§ Given entries:
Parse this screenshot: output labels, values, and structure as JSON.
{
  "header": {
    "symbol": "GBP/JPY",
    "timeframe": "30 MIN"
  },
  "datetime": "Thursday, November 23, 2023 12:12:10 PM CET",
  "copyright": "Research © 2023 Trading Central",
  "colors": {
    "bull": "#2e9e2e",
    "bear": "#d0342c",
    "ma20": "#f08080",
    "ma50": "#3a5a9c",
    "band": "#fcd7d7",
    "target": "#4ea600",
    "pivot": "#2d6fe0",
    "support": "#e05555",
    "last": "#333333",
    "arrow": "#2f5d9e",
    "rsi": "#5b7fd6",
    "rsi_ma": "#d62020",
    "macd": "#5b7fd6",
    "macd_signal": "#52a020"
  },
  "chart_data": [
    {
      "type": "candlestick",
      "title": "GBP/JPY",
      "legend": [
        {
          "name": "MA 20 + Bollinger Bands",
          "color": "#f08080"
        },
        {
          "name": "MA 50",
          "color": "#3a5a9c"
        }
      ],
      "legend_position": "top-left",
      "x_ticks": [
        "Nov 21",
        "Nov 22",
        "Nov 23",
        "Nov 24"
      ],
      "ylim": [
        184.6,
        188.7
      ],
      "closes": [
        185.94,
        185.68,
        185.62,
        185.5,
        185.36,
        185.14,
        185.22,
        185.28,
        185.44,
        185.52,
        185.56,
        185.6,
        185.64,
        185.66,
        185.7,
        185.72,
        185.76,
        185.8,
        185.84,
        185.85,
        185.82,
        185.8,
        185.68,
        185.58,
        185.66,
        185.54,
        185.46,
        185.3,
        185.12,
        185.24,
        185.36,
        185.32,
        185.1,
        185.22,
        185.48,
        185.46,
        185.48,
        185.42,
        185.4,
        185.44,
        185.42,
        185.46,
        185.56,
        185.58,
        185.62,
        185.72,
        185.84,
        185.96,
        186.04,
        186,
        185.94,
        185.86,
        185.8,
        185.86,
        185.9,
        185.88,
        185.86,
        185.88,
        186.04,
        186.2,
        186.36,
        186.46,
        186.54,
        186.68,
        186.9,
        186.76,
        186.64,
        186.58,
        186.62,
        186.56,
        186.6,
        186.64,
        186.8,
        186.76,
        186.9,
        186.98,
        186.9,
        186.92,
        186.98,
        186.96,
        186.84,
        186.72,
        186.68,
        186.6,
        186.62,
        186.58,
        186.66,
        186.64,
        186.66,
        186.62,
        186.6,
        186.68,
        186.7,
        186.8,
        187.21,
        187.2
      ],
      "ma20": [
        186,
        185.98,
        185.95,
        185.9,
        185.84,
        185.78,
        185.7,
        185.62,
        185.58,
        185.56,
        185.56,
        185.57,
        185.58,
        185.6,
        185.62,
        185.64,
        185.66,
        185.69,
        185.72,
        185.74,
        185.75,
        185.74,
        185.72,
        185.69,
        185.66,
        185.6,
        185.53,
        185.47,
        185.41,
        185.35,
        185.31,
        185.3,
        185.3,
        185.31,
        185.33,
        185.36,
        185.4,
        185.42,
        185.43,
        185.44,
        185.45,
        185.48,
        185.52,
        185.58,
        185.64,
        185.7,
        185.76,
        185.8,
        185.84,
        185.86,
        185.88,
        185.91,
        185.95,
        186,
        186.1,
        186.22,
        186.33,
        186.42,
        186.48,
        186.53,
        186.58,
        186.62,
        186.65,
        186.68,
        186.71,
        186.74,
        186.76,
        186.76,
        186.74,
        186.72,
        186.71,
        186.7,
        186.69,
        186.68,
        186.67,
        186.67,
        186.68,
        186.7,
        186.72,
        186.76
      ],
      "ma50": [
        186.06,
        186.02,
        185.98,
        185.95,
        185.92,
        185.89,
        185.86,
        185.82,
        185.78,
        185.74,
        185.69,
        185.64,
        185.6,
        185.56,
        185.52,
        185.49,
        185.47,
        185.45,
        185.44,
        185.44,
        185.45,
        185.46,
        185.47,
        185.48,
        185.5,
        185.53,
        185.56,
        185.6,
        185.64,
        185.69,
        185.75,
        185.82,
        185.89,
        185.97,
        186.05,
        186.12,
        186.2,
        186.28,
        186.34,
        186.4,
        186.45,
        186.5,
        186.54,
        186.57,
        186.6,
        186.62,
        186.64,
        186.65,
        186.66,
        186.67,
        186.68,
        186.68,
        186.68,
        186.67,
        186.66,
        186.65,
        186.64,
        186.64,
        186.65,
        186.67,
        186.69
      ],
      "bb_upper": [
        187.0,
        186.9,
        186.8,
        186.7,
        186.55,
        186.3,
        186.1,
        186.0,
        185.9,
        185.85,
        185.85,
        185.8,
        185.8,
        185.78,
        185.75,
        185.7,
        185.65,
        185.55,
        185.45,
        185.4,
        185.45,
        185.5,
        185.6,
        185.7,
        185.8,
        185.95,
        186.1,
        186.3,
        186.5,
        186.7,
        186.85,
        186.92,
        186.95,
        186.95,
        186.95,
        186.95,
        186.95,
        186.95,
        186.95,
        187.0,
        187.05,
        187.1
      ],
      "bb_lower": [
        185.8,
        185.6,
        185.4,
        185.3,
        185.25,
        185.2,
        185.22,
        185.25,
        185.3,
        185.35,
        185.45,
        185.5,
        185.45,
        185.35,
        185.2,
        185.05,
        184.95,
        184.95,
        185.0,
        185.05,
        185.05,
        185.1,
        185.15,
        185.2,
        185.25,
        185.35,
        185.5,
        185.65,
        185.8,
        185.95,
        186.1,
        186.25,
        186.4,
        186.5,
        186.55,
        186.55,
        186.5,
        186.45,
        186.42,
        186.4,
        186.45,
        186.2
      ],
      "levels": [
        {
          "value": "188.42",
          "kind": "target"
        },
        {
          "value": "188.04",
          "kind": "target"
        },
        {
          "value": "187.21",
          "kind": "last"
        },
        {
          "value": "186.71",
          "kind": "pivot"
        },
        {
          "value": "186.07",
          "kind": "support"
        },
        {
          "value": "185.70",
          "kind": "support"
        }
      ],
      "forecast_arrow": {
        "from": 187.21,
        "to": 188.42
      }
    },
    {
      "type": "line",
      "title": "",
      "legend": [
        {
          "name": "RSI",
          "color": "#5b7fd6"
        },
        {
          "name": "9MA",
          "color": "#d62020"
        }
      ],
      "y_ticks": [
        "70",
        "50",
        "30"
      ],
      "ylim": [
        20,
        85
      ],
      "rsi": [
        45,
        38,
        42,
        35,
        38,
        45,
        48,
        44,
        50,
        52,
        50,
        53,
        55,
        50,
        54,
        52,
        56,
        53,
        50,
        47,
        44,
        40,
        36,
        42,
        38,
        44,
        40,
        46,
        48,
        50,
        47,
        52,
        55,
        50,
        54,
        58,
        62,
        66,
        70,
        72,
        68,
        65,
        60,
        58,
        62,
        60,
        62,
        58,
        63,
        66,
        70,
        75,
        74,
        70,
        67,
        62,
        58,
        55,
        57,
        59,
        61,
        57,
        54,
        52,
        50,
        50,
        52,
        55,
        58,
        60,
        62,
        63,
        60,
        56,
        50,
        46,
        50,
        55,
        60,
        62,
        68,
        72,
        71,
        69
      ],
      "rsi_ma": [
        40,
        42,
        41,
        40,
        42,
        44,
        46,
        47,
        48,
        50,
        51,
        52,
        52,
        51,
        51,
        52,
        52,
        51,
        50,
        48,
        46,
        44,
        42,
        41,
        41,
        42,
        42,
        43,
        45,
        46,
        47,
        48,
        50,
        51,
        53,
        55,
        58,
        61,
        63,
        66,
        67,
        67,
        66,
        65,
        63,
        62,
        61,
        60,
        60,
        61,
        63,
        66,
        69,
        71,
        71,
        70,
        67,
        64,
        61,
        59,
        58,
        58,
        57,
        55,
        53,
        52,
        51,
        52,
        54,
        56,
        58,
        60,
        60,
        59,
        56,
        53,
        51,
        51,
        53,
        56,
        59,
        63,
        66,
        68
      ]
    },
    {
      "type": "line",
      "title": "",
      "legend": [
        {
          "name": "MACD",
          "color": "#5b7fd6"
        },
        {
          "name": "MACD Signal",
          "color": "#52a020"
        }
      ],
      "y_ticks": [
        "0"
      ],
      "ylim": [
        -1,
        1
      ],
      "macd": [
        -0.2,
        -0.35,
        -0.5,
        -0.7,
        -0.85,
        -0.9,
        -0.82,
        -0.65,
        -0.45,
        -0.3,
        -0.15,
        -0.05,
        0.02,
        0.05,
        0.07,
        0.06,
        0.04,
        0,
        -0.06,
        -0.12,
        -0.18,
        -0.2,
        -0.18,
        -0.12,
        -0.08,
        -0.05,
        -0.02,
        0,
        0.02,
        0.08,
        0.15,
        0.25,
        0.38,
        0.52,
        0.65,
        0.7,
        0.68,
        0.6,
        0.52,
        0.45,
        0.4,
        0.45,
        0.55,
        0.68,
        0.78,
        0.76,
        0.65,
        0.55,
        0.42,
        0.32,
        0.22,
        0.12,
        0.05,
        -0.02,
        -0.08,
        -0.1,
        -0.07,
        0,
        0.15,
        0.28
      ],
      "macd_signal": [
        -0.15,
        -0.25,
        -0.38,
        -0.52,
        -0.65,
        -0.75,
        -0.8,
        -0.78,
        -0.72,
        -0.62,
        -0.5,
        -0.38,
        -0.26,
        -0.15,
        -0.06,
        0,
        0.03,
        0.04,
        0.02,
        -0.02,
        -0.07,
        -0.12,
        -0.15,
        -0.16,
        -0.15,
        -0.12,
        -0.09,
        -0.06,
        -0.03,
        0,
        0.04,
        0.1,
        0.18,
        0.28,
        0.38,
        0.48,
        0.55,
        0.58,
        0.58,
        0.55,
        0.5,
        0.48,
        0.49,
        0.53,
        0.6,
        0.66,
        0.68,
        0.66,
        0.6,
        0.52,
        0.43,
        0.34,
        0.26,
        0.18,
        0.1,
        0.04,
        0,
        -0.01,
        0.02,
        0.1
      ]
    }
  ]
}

§ Goal of the exercise:
Wherever the string "name" appears in the entries above, list that line.

§ Answer for this exercise:
          "name": "MA 20 + Bollinger Bands",
          "name": "MA 50",
          "name": "RSI",
          "name": "9MA",
          "name": "MACD",
          "name": "MACD Signal",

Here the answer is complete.